--- start of Supplied information ---

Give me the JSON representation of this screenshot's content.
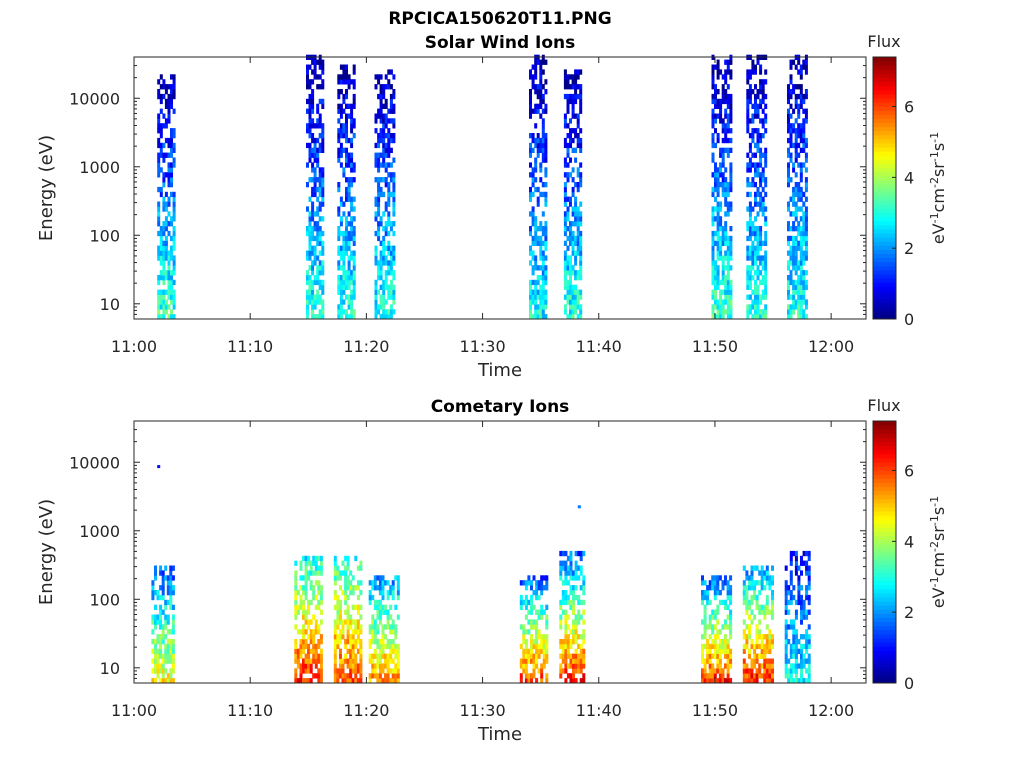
{
  "figure_title": "RPCICA150620T11.PNG",
  "colormap": [
    "#00007f",
    "#0000ff",
    "#007fff",
    "#00ffff",
    "#7fff7f",
    "#ffff00",
    "#ff7f00",
    "#ff0000",
    "#7f0000"
  ],
  "chart_data": [
    {
      "type": "heatmap",
      "title": "Solar Wind Ions",
      "xlabel": "Time",
      "ylabel": "Energy (eV)",
      "x_ticks": [
        "11:00",
        "11:10",
        "11:20",
        "11:30",
        "11:40",
        "11:50",
        "12:00"
      ],
      "y_ticks": [
        "10",
        "100",
        "1000",
        "10000"
      ],
      "yscale": "log",
      "xlim": [
        "11:00",
        "12:03"
      ],
      "ylim": [
        6,
        40000
      ],
      "colorbar": {
        "title": "Flux",
        "label": "eV-1cm-2sr-1s-1",
        "ticks": [
          "0",
          "2",
          "4",
          "6"
        ],
        "range": [
          0,
          7.4
        ]
      },
      "bursts": [
        {
          "start": "11:02",
          "end": "11:03.5",
          "emin": 6,
          "emax": 20000,
          "fluxLow": 3.2,
          "fluxHigh": 0.3
        },
        {
          "start": "11:14.8",
          "end": "11:16.2",
          "emin": 6,
          "emax": 40000,
          "fluxLow": 3.0,
          "fluxHigh": 0.3
        },
        {
          "start": "11:17.5",
          "end": "11:19",
          "emin": 6,
          "emax": 30000,
          "fluxLow": 3.0,
          "fluxHigh": 0.3
        },
        {
          "start": "11:20.7",
          "end": "11:22.4",
          "emin": 6,
          "emax": 25000,
          "fluxLow": 3.0,
          "fluxHigh": 0.3
        },
        {
          "start": "11:34",
          "end": "11:35.4",
          "emin": 6,
          "emax": 40000,
          "fluxLow": 2.8,
          "fluxHigh": 0.3
        },
        {
          "start": "11:37",
          "end": "11:38.5",
          "emin": 6,
          "emax": 25000,
          "fluxLow": 3.0,
          "fluxHigh": 0.3
        },
        {
          "start": "11:49.7",
          "end": "11:51.3",
          "emin": 6,
          "emax": 40000,
          "fluxLow": 3.2,
          "fluxHigh": 0.3
        },
        {
          "start": "11:52.7",
          "end": "11:54.3",
          "emin": 6,
          "emax": 40000,
          "fluxLow": 3.0,
          "fluxHigh": 0.3
        },
        {
          "start": "11:56.2",
          "end": "11:57.8",
          "emin": 6,
          "emax": 40000,
          "fluxLow": 3.0,
          "fluxHigh": 0.3
        }
      ]
    },
    {
      "type": "heatmap",
      "title": "Cometary Ions",
      "xlabel": "Time",
      "ylabel": "Energy (eV)",
      "x_ticks": [
        "11:00",
        "11:10",
        "11:20",
        "11:30",
        "11:40",
        "11:50",
        "12:00"
      ],
      "y_ticks": [
        "10",
        "100",
        "1000",
        "10000"
      ],
      "yscale": "log",
      "xlim": [
        "11:00",
        "12:03"
      ],
      "ylim": [
        6,
        40000
      ],
      "colorbar": {
        "title": "Flux",
        "label": "eV-1cm-2sr-1s-1",
        "ticks": [
          "0",
          "2",
          "4",
          "6"
        ],
        "range": [
          0,
          7.4
        ]
      },
      "bursts": [
        {
          "start": "11:01.5",
          "end": "11:03.4",
          "emin": 6,
          "emax": 300,
          "fluxLow": 4.6,
          "fluxHigh": 1.5
        },
        {
          "start": "11:13.8",
          "end": "11:16.2",
          "emin": 6,
          "emax": 400,
          "fluxLow": 6.2,
          "fluxHigh": 2.8
        },
        {
          "start": "11:17.2",
          "end": "11:19.6",
          "emin": 6,
          "emax": 400,
          "fluxLow": 6.0,
          "fluxHigh": 3.0
        },
        {
          "start": "11:20.2",
          "end": "11:22.8",
          "emin": 6,
          "emax": 200,
          "fluxLow": 5.4,
          "fluxHigh": 2.0
        },
        {
          "start": "11:33.2",
          "end": "11:35.6",
          "emin": 6,
          "emax": 200,
          "fluxLow": 6.0,
          "fluxHigh": 1.5
        },
        {
          "start": "11:36.6",
          "end": "11:38.8",
          "emin": 6,
          "emax": 450,
          "fluxLow": 6.2,
          "fluxHigh": 1.5
        },
        {
          "start": "11:48.8",
          "end": "11:51.4",
          "emin": 6,
          "emax": 200,
          "fluxLow": 6.2,
          "fluxHigh": 1.5
        },
        {
          "start": "11:52.4",
          "end": "11:55",
          "emin": 6,
          "emax": 300,
          "fluxLow": 6.2,
          "fluxHigh": 2.0
        },
        {
          "start": "11:56",
          "end": "11:58",
          "emin": 6,
          "emax": 450,
          "fluxLow": 2.8,
          "fluxHigh": 1.0
        }
      ],
      "isolated_points": [
        {
          "time": "11:02",
          "energy": 8500,
          "flux": 1.0
        },
        {
          "time": "11:38.2",
          "energy": 2200,
          "flux": 1.8
        }
      ]
    }
  ]
}
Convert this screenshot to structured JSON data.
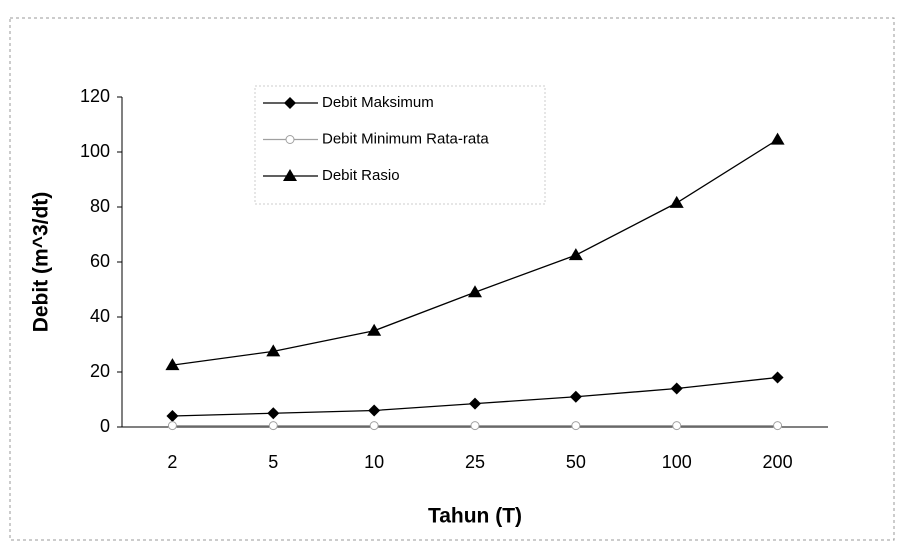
{
  "chart_data": {
    "type": "line",
    "x_label": "Tahun (T)",
    "y_label": "Debit (m^3/dt)",
    "categories": [
      "2",
      "5",
      "10",
      "25",
      "50",
      "100",
      "200"
    ],
    "series": [
      {
        "name": "Debit Maksimum",
        "color": "#000000",
        "marker": "diamond",
        "values": [
          4,
          5,
          6,
          8.5,
          11,
          14,
          18
        ]
      },
      {
        "name": "Debit Minimum Rata-rata",
        "color": "#a0a0a0",
        "marker": "circle",
        "values": [
          0.5,
          0.5,
          0.5,
          0.5,
          0.5,
          0.5,
          0.5
        ]
      },
      {
        "name": "Debit Rasio",
        "color": "#000000",
        "marker": "triangle",
        "values": [
          22.5,
          27.5,
          35,
          49,
          62.5,
          81.5,
          104.5
        ]
      }
    ],
    "ylim": [
      0,
      120
    ],
    "yticks": [
      0,
      20,
      40,
      60,
      80,
      100,
      120
    ],
    "grid": false,
    "legend": "upper-left"
  }
}
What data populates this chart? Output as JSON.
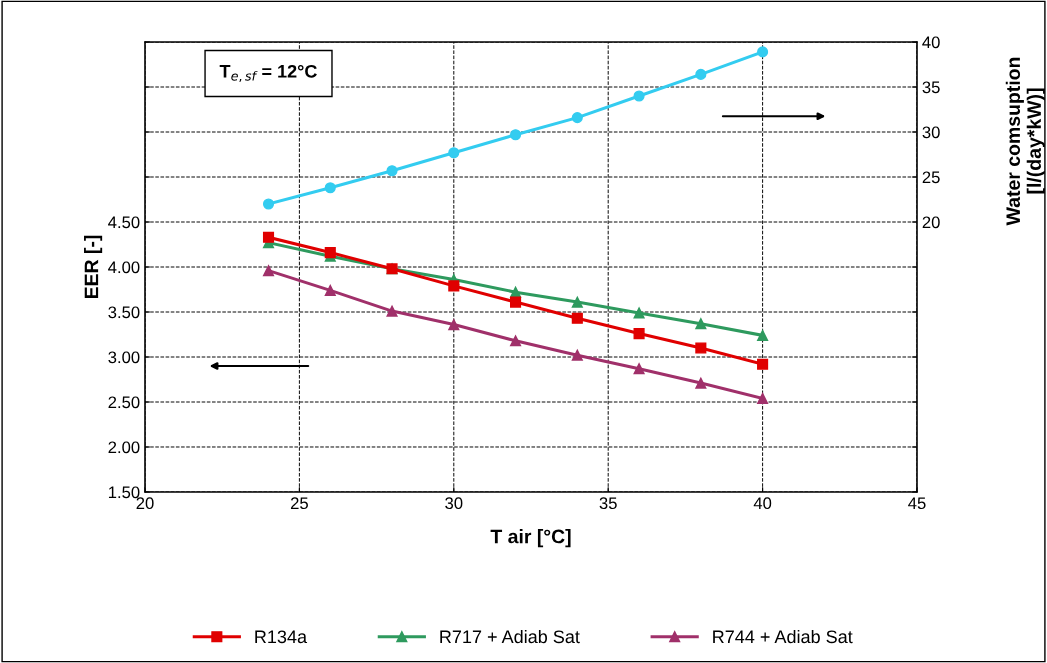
{
  "chart_data": {
    "type": "line",
    "xlabel": "T air [°C]",
    "ylabel": "EER [-]",
    "y2label": "Water comsuption\n[l/(day*kW)]",
    "x": [
      24,
      26,
      28,
      30,
      32,
      34,
      36,
      38,
      40
    ],
    "series": [
      {
        "name": "R134a",
        "color": "#e00000",
        "marker": "square",
        "values": [
          4.33,
          4.16,
          3.98,
          3.79,
          3.61,
          3.43,
          3.26,
          3.1,
          2.92
        ]
      },
      {
        "name": "R717 + Adiab Sat",
        "color": "#2e9a5e",
        "marker": "triangle",
        "values": [
          4.27,
          4.12,
          3.98,
          3.86,
          3.72,
          3.61,
          3.49,
          3.37,
          3.24
        ]
      },
      {
        "name": "R744 + Adiab Sat",
        "color": "#a0306a",
        "marker": "triangle",
        "values": [
          3.96,
          3.74,
          3.51,
          3.36,
          3.18,
          3.02,
          2.87,
          2.71,
          2.54
        ]
      },
      {
        "color": "#33ccf0",
        "marker": "circle",
        "axis": "y2",
        "values": [
          22.0,
          23.8,
          25.7,
          27.7,
          29.7,
          31.6,
          34.0,
          36.4,
          38.9
        ]
      }
    ],
    "xlim": [
      20,
      45
    ],
    "xticks": [
      20,
      25,
      30,
      35,
      40,
      45
    ],
    "ylim": [
      1.5,
      6.5
    ],
    "yticks": [
      {
        "value": 1.5,
        "label": "1.50"
      },
      {
        "value": 2.0,
        "label": "2.00"
      },
      {
        "value": 2.5,
        "label": "2.50"
      },
      {
        "value": 3.0,
        "label": "3.00"
      },
      {
        "value": 3.5,
        "label": "3.50"
      },
      {
        "value": 4.0,
        "label": "4.00"
      },
      {
        "value": 4.5,
        "label": "4.50"
      },
      {
        "value": 5.0,
        "label": null
      },
      {
        "value": 5.5,
        "label": null
      },
      {
        "value": 6.0,
        "label": null
      },
      {
        "value": 6.5,
        "label": null
      }
    ],
    "y2lim": [
      -10,
      40
    ],
    "y2ticks": [
      {
        "value": -10,
        "label": null
      },
      {
        "value": -5,
        "label": null
      },
      {
        "value": 0,
        "label": null
      },
      {
        "value": 5,
        "label": null
      },
      {
        "value": 10,
        "label": null
      },
      {
        "value": 15,
        "label": null
      },
      20,
      25,
      30,
      35,
      40
    ],
    "annotations": [
      "T$_{e,sf}$ = 12°C"
    ],
    "grid": true,
    "line_style": "solid",
    "legend": "bottom"
  }
}
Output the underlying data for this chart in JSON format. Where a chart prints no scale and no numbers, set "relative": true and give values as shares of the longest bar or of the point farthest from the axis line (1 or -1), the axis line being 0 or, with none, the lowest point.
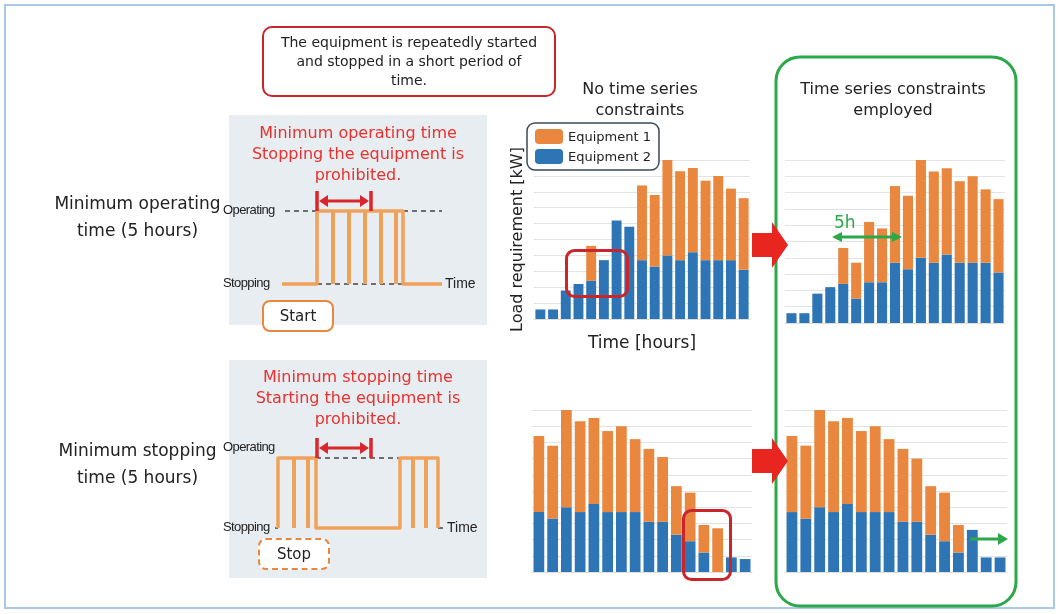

--- end of Supplied information ---

**Objective**
Say, as a bare number, how many lines in the entries above include the string "JSON".

**Response to this exercise**
4